Dataset records:
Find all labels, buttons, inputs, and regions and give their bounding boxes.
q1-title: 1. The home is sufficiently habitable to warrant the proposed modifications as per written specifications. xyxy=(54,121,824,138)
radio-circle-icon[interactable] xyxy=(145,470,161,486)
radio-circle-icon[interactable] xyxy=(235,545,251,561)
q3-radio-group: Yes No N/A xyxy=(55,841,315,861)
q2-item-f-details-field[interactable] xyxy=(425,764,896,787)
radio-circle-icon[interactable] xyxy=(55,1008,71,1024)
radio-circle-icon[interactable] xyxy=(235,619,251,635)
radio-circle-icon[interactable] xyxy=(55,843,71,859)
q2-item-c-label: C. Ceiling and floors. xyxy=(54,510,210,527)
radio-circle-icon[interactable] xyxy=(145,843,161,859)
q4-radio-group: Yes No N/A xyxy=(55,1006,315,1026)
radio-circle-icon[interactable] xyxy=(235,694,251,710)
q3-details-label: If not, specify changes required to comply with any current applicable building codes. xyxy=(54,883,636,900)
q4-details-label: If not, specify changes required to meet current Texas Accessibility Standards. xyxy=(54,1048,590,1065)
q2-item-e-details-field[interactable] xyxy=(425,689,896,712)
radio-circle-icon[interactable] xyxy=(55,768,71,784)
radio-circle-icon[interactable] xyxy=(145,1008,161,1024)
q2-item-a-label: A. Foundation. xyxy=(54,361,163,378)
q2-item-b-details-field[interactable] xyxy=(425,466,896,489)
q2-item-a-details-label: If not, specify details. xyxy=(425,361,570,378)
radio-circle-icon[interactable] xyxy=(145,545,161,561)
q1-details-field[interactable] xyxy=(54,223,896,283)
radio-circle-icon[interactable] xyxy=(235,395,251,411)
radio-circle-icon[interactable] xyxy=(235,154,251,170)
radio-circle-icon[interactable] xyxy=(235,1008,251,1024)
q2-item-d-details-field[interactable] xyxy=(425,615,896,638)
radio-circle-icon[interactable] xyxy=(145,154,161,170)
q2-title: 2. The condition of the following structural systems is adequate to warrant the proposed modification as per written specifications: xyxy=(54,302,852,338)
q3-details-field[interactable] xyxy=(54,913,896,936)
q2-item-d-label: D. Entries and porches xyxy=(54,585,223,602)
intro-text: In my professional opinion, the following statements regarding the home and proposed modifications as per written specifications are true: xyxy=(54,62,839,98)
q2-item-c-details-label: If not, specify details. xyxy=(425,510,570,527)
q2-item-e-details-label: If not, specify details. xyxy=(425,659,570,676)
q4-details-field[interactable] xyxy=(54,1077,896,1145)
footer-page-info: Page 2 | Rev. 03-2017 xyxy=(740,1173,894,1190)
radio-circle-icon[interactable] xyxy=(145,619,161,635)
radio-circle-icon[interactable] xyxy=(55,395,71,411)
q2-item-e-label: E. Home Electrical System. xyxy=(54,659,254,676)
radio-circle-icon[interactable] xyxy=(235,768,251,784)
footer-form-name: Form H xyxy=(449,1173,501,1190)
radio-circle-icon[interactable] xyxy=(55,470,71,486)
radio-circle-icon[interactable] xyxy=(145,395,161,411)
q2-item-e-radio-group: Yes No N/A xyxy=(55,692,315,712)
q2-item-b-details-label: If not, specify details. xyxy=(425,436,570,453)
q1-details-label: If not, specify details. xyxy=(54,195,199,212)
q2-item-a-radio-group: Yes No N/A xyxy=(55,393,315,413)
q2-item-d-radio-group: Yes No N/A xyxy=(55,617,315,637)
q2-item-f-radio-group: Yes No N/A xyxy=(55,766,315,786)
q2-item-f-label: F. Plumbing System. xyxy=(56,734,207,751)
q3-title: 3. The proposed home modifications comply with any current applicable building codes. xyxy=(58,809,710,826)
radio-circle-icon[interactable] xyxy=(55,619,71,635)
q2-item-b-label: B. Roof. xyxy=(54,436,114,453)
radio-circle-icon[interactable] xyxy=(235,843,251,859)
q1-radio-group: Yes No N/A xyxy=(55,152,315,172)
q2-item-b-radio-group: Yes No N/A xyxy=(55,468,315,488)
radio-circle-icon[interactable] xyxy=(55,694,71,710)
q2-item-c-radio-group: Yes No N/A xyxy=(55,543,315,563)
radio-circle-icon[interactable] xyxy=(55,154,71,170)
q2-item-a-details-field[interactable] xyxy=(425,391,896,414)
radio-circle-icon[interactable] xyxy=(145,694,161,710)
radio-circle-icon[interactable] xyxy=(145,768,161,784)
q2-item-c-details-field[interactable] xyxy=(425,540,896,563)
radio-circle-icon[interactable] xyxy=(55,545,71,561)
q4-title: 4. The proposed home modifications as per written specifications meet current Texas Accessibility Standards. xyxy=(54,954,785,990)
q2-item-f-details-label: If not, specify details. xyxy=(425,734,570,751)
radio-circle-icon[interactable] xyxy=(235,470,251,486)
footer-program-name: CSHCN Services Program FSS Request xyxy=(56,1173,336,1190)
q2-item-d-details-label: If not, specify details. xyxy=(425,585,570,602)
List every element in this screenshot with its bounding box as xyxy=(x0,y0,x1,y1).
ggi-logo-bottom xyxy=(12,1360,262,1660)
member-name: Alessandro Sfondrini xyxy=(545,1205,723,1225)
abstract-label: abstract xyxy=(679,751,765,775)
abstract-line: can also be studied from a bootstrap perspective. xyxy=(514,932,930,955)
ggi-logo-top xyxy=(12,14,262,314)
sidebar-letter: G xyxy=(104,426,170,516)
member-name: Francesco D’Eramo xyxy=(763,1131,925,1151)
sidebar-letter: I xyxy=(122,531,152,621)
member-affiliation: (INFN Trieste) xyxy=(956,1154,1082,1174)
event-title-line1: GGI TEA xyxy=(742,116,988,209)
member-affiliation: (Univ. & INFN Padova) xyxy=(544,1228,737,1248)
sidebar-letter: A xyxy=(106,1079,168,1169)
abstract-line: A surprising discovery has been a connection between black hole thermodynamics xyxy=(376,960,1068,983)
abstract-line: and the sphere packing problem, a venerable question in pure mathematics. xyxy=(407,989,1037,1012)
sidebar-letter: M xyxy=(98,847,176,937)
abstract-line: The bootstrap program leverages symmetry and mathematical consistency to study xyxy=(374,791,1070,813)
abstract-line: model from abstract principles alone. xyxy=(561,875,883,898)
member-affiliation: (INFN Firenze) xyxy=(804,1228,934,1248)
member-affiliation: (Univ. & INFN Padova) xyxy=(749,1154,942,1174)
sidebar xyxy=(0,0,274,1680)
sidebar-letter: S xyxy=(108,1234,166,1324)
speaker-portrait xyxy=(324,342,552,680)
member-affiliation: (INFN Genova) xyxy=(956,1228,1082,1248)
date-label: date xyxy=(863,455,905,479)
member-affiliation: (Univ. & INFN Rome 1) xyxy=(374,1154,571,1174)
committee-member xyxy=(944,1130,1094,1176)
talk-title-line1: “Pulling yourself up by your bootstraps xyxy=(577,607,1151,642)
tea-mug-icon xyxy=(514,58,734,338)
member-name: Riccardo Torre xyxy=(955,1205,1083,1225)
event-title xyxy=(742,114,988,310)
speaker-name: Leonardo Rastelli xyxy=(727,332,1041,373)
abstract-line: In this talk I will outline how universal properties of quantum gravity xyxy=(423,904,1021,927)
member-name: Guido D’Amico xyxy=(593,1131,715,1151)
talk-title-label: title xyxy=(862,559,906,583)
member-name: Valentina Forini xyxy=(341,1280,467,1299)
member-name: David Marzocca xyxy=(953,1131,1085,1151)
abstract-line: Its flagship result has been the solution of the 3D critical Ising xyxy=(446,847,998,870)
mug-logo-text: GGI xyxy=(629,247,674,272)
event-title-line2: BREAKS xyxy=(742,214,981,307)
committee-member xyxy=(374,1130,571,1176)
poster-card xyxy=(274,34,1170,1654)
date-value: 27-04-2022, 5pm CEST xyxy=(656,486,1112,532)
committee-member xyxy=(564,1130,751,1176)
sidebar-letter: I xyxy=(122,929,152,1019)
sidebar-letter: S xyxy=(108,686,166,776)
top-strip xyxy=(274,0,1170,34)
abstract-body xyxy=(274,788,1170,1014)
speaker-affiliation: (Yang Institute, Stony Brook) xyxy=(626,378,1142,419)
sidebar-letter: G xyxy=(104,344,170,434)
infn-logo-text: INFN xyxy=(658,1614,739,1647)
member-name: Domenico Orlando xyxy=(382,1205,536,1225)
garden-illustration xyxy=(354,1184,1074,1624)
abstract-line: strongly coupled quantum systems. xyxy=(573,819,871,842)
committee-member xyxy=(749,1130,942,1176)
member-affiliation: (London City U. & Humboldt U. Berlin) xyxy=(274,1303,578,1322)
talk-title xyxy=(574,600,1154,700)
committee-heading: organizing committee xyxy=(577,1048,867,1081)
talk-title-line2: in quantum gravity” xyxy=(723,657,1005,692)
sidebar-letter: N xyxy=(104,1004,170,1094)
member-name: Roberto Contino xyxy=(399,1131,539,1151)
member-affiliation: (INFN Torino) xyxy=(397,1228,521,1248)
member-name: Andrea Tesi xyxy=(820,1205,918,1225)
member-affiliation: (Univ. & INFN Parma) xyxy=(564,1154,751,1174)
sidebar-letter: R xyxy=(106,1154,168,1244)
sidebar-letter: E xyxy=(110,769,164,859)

The request: Identify each line of the listing above that contains the string "comply" and copy those lines. Case matters.

Solution below:
q3-details-label: If not, specify changes required to comply with any current applicable building codes. xyxy=(54,883,636,900)
q3-title: 3. The proposed home modifications comply with any current applicable building codes. xyxy=(58,809,710,826)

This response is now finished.